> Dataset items
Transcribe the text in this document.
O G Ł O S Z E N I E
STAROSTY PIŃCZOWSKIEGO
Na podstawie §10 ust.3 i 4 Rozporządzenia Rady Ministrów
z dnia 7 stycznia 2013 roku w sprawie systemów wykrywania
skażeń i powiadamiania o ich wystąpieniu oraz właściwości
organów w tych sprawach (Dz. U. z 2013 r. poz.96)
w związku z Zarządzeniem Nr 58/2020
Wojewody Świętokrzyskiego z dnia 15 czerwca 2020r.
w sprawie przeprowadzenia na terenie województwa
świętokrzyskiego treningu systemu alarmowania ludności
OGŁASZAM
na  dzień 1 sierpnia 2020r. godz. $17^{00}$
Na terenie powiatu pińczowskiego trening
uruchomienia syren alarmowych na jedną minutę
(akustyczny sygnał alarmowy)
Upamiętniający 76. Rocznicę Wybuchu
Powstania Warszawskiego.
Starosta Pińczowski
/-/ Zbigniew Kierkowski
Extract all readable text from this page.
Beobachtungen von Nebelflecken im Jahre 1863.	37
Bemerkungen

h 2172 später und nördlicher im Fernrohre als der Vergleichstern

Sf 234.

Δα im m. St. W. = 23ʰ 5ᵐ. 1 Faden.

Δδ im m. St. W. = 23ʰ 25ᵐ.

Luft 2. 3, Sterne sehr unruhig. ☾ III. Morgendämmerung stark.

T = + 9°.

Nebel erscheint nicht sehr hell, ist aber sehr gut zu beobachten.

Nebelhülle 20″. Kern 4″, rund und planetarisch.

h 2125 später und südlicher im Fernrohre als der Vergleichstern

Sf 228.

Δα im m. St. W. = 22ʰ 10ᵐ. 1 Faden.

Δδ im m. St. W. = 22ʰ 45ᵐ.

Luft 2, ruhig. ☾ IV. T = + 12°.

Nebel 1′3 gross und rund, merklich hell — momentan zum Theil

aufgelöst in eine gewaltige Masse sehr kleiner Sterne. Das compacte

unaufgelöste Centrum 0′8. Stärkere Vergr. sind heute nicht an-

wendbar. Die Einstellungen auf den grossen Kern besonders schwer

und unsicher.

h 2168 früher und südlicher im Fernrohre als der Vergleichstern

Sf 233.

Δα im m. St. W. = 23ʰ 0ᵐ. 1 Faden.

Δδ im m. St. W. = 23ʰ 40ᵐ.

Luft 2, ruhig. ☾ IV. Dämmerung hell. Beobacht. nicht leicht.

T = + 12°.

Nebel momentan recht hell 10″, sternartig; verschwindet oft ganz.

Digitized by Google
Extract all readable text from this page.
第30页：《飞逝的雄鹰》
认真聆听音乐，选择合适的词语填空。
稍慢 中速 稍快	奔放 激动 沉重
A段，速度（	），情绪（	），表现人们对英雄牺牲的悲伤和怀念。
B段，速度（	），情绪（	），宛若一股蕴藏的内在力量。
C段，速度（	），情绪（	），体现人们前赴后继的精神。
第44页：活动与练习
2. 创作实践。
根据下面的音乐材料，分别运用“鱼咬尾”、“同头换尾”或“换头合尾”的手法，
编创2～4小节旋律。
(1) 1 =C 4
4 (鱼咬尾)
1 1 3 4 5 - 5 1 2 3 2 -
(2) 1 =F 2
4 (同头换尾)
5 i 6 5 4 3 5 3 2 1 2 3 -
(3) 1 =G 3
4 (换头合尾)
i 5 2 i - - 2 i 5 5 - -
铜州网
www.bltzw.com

> TASK TO CARRY OUT
Make a verbatim copy of every entry shown above.

> WRITTEN ANSWER
Transcribe the text in this document.
O G Ł O S Z E N I E
STAROSTY PIŃCZOWSKIEGO
Na podstawie §10 ust.3 i 4 Rozporządzenia Rady Ministrów
z dnia 7 stycznia 2013 roku w sprawie systemów wykrywania
skażeń i powiadamiania o ich wystąpieniu oraz właściwości
organów w tych sprawach (Dz. U. z 2013 r. poz.96)
w związku z Zarządzeniem Nr 58/2020
Wojewody Świętokrzyskiego z dnia 15 czerwca 2020r.
w sprawie przeprowadzenia na terenie województwa
świętokrzyskiego treningu systemu alarmowania ludności
OGŁASZAM
na  dzień 1 sierpnia 2020r. godz. $17^{00}$
Na terenie powiatu pińczowskiego trening
uruchomienia syren alarmowych na jedną minutę
(akustyczny sygnał alarmowy)
Upamiętniający 76. Rocznicę Wybuchu
Powstania Warszawskiego.
Starosta Pińczowski
/-/ Zbigniew Kierkowski
Extract all readable text from this page.
Beobachtungen von Nebelflecken im Jahre 1863.	37
Bemerkungen

h 2172 später und nördlicher im Fernrohre als der Vergleichstern

Sf 234.

Δα im m. St. W. = 23ʰ 5ᵐ. 1 Faden.

Δδ im m. St. W. = 23ʰ 25ᵐ.

Luft 2. 3, Sterne sehr unruhig. ☾ III. Morgendämmerung stark.

T = + 9°.

Nebel erscheint nicht sehr hell, ist aber sehr gut zu beobachten.

Nebelhülle 20″. Kern 4″, rund und planetarisch.

h 2125 später und südlicher im Fernrohre als der Vergleichstern

Sf 228.

Δα im m. St. W. = 22ʰ 10ᵐ. 1 Faden.

Δδ im m. St. W. = 22ʰ 45ᵐ.

Luft 2, ruhig. ☾ IV. T = + 12°.

Nebel 1′3 gross und rund, merklich hell — momentan zum Theil

aufgelöst in eine gewaltige Masse sehr kleiner Sterne. Das compacte

unaufgelöste Centrum 0′8. Stärkere Vergr. sind heute nicht an-

wendbar. Die Einstellungen auf den grossen Kern besonders schwer

und unsicher.

h 2168 früher und südlicher im Fernrohre als der Vergleichstern

Sf 233.

Δα im m. St. W. = 23ʰ 0ᵐ. 1 Faden.

Δδ im m. St. W. = 23ʰ 40ᵐ.

Luft 2, ruhig. ☾ IV. Dämmerung hell. Beobacht. nicht leicht.

T = + 12°.

Nebel momentan recht hell 10″, sternartig; verschwindet oft ganz.

Digitized by Google
Extract all readable text from this page.
第30页：《飞逝的雄鹰》
认真聆听音乐，选择合适的词语填空。
稍慢 中速 稍快	奔放 激动 沉重
A段，速度（	），情绪（	），表现人们对英雄牺牲的悲伤和怀念。
B段，速度（	），情绪（	），宛若一股蕴藏的内在力量。
C段，速度（	），情绪（	），体现人们前赴后继的精神。
第44页：活动与练习
2. 创作实践。
根据下面的音乐材料，分别运用“鱼咬尾”、“同头换尾”或“换头合尾”的手法，
编创2～4小节旋律。
(1) 1 =C 4
4 (鱼咬尾)
1 1 3 4 5 - 5 1 2 3 2 -
(2) 1 =F 2
4 (同头换尾)
5 i 6 5 4 3 5 3 2 1 2 3 -
(3) 1 =G 3
4 (换头合尾)
i 5 2 i - - 2 i 5 5 - -
铜州网
www.bltzw.com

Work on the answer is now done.